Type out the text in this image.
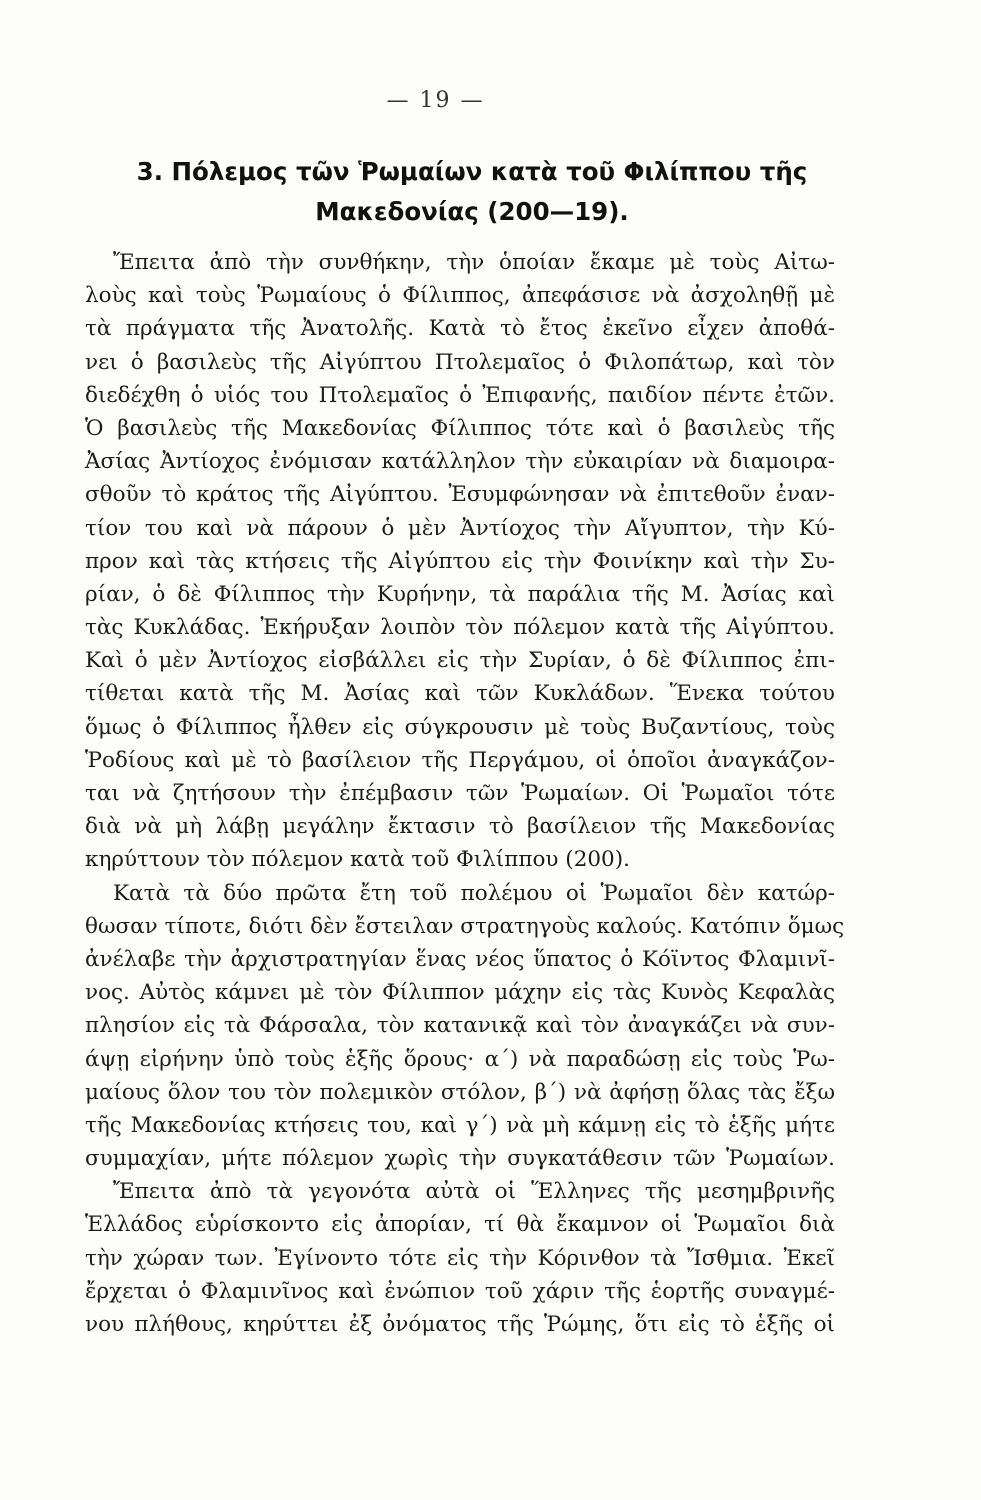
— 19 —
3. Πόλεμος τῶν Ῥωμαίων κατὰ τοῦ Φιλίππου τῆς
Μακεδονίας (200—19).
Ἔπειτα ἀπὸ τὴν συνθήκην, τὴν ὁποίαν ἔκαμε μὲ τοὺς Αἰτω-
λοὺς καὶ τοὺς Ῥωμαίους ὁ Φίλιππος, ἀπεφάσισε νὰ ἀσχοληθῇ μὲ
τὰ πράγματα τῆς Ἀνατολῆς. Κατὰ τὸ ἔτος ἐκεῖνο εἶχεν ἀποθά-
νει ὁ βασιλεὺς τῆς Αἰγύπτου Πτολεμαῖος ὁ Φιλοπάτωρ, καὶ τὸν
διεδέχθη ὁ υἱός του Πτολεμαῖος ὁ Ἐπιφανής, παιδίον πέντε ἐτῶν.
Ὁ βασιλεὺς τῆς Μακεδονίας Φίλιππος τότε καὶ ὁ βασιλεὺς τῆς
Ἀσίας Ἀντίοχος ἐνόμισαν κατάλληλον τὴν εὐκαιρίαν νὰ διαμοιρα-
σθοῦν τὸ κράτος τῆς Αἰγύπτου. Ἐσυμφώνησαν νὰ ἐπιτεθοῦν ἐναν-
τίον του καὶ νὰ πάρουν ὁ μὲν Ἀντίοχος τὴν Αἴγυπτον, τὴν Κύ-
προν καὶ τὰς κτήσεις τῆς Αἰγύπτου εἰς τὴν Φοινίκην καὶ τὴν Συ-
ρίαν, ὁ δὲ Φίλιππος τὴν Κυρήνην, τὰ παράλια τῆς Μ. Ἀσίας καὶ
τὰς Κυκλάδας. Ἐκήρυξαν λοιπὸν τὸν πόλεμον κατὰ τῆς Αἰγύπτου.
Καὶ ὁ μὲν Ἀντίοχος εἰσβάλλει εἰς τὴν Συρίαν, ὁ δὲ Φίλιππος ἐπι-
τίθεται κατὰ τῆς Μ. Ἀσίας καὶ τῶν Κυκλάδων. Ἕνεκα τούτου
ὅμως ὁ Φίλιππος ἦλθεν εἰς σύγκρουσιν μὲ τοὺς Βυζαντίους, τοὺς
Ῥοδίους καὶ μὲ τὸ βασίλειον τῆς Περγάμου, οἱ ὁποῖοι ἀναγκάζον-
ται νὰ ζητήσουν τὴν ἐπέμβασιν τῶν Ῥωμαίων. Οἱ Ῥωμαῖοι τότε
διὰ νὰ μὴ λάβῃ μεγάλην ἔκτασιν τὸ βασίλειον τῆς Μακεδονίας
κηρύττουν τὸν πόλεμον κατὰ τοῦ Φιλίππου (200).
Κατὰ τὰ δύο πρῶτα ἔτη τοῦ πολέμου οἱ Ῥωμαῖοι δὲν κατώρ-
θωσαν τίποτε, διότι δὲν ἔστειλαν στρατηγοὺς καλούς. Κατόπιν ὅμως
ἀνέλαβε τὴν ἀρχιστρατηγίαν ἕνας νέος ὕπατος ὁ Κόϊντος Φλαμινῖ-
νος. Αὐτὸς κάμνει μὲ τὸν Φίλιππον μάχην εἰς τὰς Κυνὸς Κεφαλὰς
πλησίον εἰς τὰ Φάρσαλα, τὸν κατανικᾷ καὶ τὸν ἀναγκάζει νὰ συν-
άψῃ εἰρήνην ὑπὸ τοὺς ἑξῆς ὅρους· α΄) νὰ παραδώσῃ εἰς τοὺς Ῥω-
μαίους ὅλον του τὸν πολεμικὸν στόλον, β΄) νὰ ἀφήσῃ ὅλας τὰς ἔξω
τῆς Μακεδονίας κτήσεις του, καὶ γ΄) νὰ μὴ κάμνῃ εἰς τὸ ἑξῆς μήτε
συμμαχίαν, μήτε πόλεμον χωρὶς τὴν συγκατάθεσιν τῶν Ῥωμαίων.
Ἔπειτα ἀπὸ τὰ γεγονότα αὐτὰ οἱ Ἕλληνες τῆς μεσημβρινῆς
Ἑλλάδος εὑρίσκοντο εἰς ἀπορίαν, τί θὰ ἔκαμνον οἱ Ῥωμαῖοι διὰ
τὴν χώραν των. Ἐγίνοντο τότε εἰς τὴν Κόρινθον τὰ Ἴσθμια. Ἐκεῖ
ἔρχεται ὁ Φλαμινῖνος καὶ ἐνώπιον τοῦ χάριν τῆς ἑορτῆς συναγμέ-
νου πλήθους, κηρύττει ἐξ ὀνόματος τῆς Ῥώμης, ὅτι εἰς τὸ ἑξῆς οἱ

- _Exercise details_
Using the records given above, list every line that includes the word "μήτε".

- _Worked solution_
τῆς Μακεδονίας κτήσεις του, καὶ γ΄) νὰ μὴ κάμνῃ εἰς τὸ ἑξῆς μήτε
συμμαχίαν, μήτε πόλεμον χωρὶς τὴν συγκατάθεσιν τῶν Ῥωμαίων.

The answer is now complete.